Task directions
Copy each line exactly. Leave nothing out.

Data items
════════════════

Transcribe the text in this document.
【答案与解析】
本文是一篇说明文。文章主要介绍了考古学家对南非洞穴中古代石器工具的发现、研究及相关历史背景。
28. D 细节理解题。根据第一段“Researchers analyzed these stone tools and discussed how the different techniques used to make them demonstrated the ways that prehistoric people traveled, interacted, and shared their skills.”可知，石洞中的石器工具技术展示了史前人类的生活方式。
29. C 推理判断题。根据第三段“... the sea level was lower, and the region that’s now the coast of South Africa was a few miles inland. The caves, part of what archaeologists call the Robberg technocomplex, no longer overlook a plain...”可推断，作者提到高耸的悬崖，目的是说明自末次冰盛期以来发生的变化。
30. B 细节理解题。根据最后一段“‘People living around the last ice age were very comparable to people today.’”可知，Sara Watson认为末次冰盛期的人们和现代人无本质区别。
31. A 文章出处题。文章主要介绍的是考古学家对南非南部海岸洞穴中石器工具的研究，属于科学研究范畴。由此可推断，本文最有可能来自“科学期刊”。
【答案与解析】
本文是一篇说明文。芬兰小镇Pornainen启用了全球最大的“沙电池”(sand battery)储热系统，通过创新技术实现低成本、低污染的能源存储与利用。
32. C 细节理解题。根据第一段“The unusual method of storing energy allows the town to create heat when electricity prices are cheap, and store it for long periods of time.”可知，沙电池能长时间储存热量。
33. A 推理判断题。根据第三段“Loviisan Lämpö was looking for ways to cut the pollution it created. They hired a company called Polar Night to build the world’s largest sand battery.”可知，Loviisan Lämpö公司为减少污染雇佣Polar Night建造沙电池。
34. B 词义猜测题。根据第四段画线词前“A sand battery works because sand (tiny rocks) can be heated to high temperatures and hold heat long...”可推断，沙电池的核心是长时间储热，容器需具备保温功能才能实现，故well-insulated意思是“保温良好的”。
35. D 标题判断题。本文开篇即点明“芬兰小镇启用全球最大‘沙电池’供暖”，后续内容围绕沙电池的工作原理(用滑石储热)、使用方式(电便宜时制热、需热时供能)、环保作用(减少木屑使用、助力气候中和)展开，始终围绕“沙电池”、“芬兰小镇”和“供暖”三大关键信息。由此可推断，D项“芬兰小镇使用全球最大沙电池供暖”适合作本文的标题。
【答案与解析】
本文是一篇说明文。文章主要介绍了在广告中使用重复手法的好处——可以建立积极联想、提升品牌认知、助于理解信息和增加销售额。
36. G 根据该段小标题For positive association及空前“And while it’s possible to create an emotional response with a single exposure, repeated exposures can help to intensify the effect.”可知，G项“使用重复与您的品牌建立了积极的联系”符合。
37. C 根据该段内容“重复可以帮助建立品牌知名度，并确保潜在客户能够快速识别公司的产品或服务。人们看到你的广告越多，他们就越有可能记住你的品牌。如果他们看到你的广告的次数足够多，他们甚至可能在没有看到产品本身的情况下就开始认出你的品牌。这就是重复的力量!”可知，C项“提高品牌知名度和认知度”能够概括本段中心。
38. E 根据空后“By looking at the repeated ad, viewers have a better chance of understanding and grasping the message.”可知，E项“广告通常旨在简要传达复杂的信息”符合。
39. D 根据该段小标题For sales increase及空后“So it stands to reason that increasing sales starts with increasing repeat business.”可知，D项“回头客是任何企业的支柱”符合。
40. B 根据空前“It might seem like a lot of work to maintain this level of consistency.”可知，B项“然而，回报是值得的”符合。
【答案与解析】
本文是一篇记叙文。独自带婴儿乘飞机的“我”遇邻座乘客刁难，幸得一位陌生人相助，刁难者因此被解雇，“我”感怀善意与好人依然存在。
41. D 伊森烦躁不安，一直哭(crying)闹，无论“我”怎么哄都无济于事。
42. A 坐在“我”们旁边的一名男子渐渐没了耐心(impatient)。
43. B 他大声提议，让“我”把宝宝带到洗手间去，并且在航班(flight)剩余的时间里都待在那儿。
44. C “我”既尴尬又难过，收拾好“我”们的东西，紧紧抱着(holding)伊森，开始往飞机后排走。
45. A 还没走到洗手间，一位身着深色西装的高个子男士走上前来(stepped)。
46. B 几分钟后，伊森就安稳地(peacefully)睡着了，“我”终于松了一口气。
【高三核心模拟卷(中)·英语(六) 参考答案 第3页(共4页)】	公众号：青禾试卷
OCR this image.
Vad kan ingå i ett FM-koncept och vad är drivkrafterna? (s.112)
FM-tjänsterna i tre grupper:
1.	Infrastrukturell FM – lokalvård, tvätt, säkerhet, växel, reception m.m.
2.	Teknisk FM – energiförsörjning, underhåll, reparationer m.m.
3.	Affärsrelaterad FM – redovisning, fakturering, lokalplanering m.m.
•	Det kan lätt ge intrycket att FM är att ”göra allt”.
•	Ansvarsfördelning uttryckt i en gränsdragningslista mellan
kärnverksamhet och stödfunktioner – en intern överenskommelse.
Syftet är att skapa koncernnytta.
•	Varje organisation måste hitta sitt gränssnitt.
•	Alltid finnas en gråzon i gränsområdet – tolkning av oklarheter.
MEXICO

════════════════

Written response
Transcribe the text in this document.
【答案与解析】
本文是一篇说明文。文章主要介绍了考古学家对南非洞穴中古代石器工具的发现、研究及相关历史背景。
28. D 细节理解题。根据第一段“Researchers analyzed these stone tools and discussed how the different techniques used to make them demonstrated the ways that prehistoric people traveled, interacted, and shared their skills.”可知，石洞中的石器工具技术展示了史前人类的生活方式。
29. C 推理判断题。根据第三段“... the sea level was lower, and the region that’s now the coast of South Africa was a few miles inland. The caves, part of what archaeologists call the Robberg technocomplex, no longer overlook a plain...”可推断，作者提到高耸的悬崖，目的是说明自末次冰盛期以来发生的变化。
30. B 细节理解题。根据最后一段“‘People living around the last ice age were very comparable to people today.’”可知，Sara Watson认为末次冰盛期的人们和现代人无本质区别。
31. A 文章出处题。文章主要介绍的是考古学家对南非南部海岸洞穴中石器工具的研究，属于科学研究范畴。由此可推断，本文最有可能来自“科学期刊”。
【答案与解析】
本文是一篇说明文。芬兰小镇Pornainen启用了全球最大的“沙电池”(sand battery)储热系统，通过创新技术实现低成本、低污染的能源存储与利用。
32. C 细节理解题。根据第一段“The unusual method of storing energy allows the town to create heat when electricity prices are cheap, and store it for long periods of time.”可知，沙电池能长时间储存热量。
33. A 推理判断题。根据第三段“Loviisan Lämpö was looking for ways to cut the pollution it created. They hired a company called Polar Night to build the world’s largest sand battery.”可知，Loviisan Lämpö公司为减少污染雇佣Polar Night建造沙电池。
34. B 词义猜测题。根据第四段画线词前“A sand battery works because sand (tiny rocks) can be heated to high temperatures and hold heat long...”可推断，沙电池的核心是长时间储热，容器需具备保温功能才能实现，故well-insulated意思是“保温良好的”。
35. D 标题判断题。本文开篇即点明“芬兰小镇启用全球最大‘沙电池’供暖”，后续内容围绕沙电池的工作原理(用滑石储热)、使用方式(电便宜时制热、需热时供能)、环保作用(减少木屑使用、助力气候中和)展开，始终围绕“沙电池”、“芬兰小镇”和“供暖”三大关键信息。由此可推断，D项“芬兰小镇使用全球最大沙电池供暖”适合作本文的标题。
【答案与解析】
本文是一篇说明文。文章主要介绍了在广告中使用重复手法的好处——可以建立积极联想、提升品牌认知、助于理解信息和增加销售额。
36. G 根据该段小标题For positive association及空前“And while it’s possible to create an emotional response with a single exposure, repeated exposures can help to intensify the effect.”可知，G项“使用重复与您的品牌建立了积极的联系”符合。
37. C 根据该段内容“重复可以帮助建立品牌知名度，并确保潜在客户能够快速识别公司的产品或服务。人们看到你的广告越多，他们就越有可能记住你的品牌。如果他们看到你的广告的次数足够多，他们甚至可能在没有看到产品本身的情况下就开始认出你的品牌。这就是重复的力量!”可知，C项“提高品牌知名度和认知度”能够概括本段中心。
38. E 根据空后“By looking at the repeated ad, viewers have a better chance of understanding and grasping the message.”可知，E项“广告通常旨在简要传达复杂的信息”符合。
39. D 根据该段小标题For sales increase及空后“So it stands to reason that increasing sales starts with increasing repeat business.”可知，D项“回头客是任何企业的支柱”符合。
40. B 根据空前“It might seem like a lot of work to maintain this level of consistency.”可知，B项“然而，回报是值得的”符合。
【答案与解析】
本文是一篇记叙文。独自带婴儿乘飞机的“我”遇邻座乘客刁难，幸得一位陌生人相助，刁难者因此被解雇，“我”感怀善意与好人依然存在。
41. D 伊森烦躁不安，一直哭(crying)闹，无论“我”怎么哄都无济于事。
42. A 坐在“我”们旁边的一名男子渐渐没了耐心(impatient)。
43. B 他大声提议，让“我”把宝宝带到洗手间去，并且在航班(flight)剩余的时间里都待在那儿。
44. C “我”既尴尬又难过，收拾好“我”们的东西，紧紧抱着(holding)伊森，开始往飞机后排走。
45. A 还没走到洗手间，一位身着深色西装的高个子男士走上前来(stepped)。
46. B 几分钟后，伊森就安稳地(peacefully)睡着了，“我”终于松了一口气。
【高三核心模拟卷(中)·英语(六) 参考答案 第3页(共4页)】	公众号：青禾试卷
OCR this image.
Vad kan ingå i ett FM-koncept och vad är drivkrafterna? (s.112)
FM-tjänsterna i tre grupper:
1.	Infrastrukturell FM – lokalvård, tvätt, säkerhet, växel, reception m.m.
2.	Teknisk FM – energiförsörjning, underhåll, reparationer m.m.
3.	Affärsrelaterad FM – redovisning, fakturering, lokalplanering m.m.
•	Det kan lätt ge intrycket att FM är att ”göra allt”.
•	Ansvarsfördelning uttryckt i en gränsdragningslista mellan
kärnverksamhet och stödfunktioner – en intern överenskommelse.
Syftet är att skapa koncernnytta.
•	Varje organisation måste hitta sitt gränssnitt.
•	Alltid finnas en gråzon i gränsområdet – tolkning av oklarheter.
MEXICO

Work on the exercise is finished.